Dataset listings of figures:

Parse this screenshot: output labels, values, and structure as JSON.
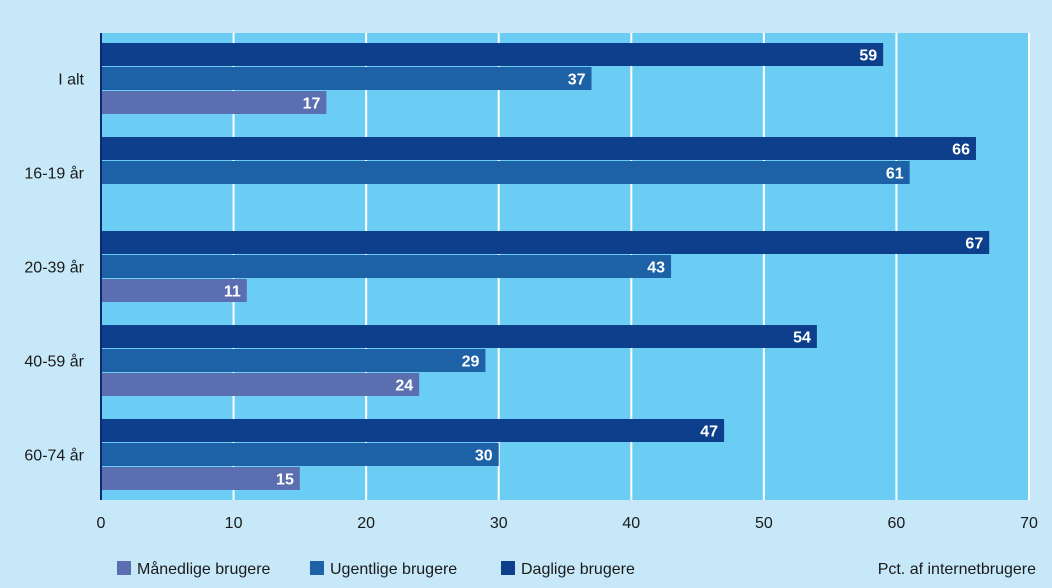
{
  "chart_data": {
    "type": "bar",
    "orientation": "horizontal",
    "categories": [
      "I alt",
      "16-19 år",
      "20-39 år",
      "40-59 år",
      "60-74 år"
    ],
    "series": [
      {
        "name": "Daglige brugere",
        "values": [
          59,
          66,
          67,
          54,
          47
        ],
        "color": "#0d3f8c"
      },
      {
        "name": "Ugentlige brugere",
        "values": [
          37,
          61,
          43,
          29,
          30
        ],
        "color": "#1d62a6"
      },
      {
        "name": "Månedlige brugere",
        "values": [
          17,
          null,
          11,
          24,
          15
        ],
        "color": "#5b6fb0"
      }
    ],
    "legend_order": [
      "Månedlige brugere",
      "Ugentlige brugere",
      "Daglige brugere"
    ],
    "xlim": [
      0,
      70
    ],
    "xticks": [
      0,
      10,
      20,
      30,
      40,
      50,
      60,
      70
    ],
    "xlabel": "Pct. af internetbrugere",
    "title": "",
    "grid": true,
    "legend_position": "bottom-left",
    "colors": {
      "page_background": "#c6e8f8",
      "plot_background": "#6ccdf4",
      "gridline": "#ffffff",
      "axis": "#0d2a6e"
    }
  }
}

THE EXERCISE.
Search the data above for the word "name", then gather each line in which it appears.

ANSWER.
        "name": "Daglige brugere",
        "name": "Ugentlige brugere",
        "name": "Månedlige brugere",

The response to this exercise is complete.